Print version ISSN 0035-001X

Rev. mex. fis. vol.58 n.2 México Apr. 2012




Growth and characterization of β–InN films on MgO: the key role of a β–GaN buffer layer in growing cubic InN


H. Navarro–Contreras, M. Pérez Caro, A.G. Rodríguez, E. López–Luna, and M.A. Vidal


Coordinación para la Innovación y la Aplicación de la Ciencia y la Tecnología, Universidad Autónoma de San Luís Potosí, Álvaro Obregón 64, San Luis Potosí, S.L.P. 78000, México.


Recibido el 16 de enero de 2012.
Aceptado el 9 de febrero de 2012.



Cubic InN samples were grown on MgO (001) substrates by gas source molecular beam epitaxy (GSMBE). In general, we find that InN directly deposited onto the MgO substrate results in polycrystalline or columnar films of hexagonal symmetry. We find that adequate conditions to grow the cubic phase of this compound require the growth of an initial cubic GaN buffer interlayer (β–tGaN) on the MgO surface. Subsequently, the growth conditions were optimized to obtain good photoluminescence (PL) emission. The resultant InN growth is mostly cubic, with very small hexagonal inclusions, as confirmed by X–ray diffraction (XRD) and scanning electron microscopy (SEM) studies. Good crystalline quality requires that the samples to be grown under rich Indium metal flux. The cubic β–tInN/GaN/MgO samples exhibit a high signal to noise ratio for PL at low temperatures (20 K). The PL is centered at 0.75 eV and persists at room temperature.

▶ _TASK_
Please give the energy at which the photoluminescence is centered, according to the abstract on cubic InN films.

▶ _RAW DATA_

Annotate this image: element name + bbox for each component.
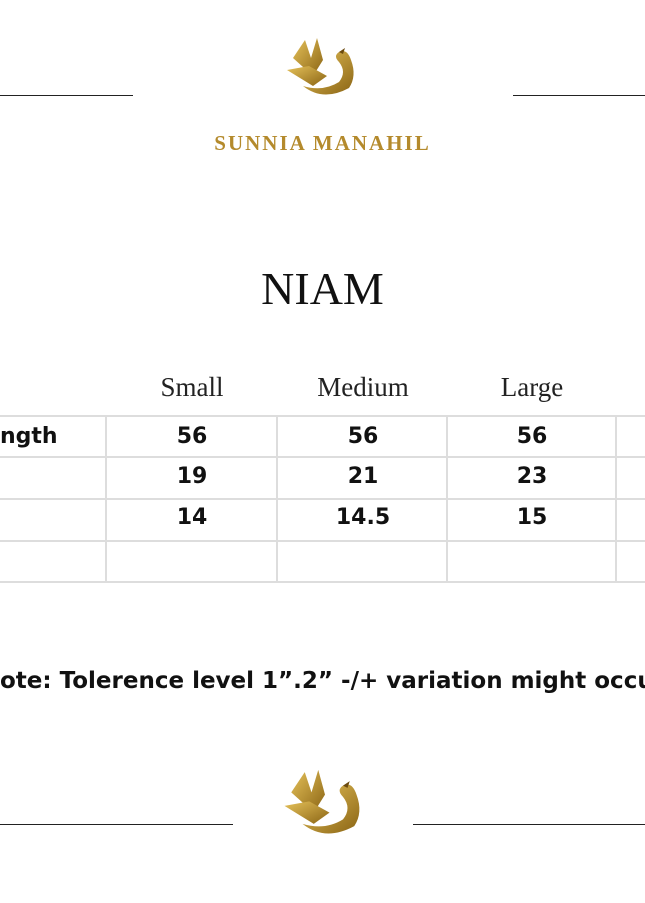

▶ _REPLY TO THE TASK_
0.75 eV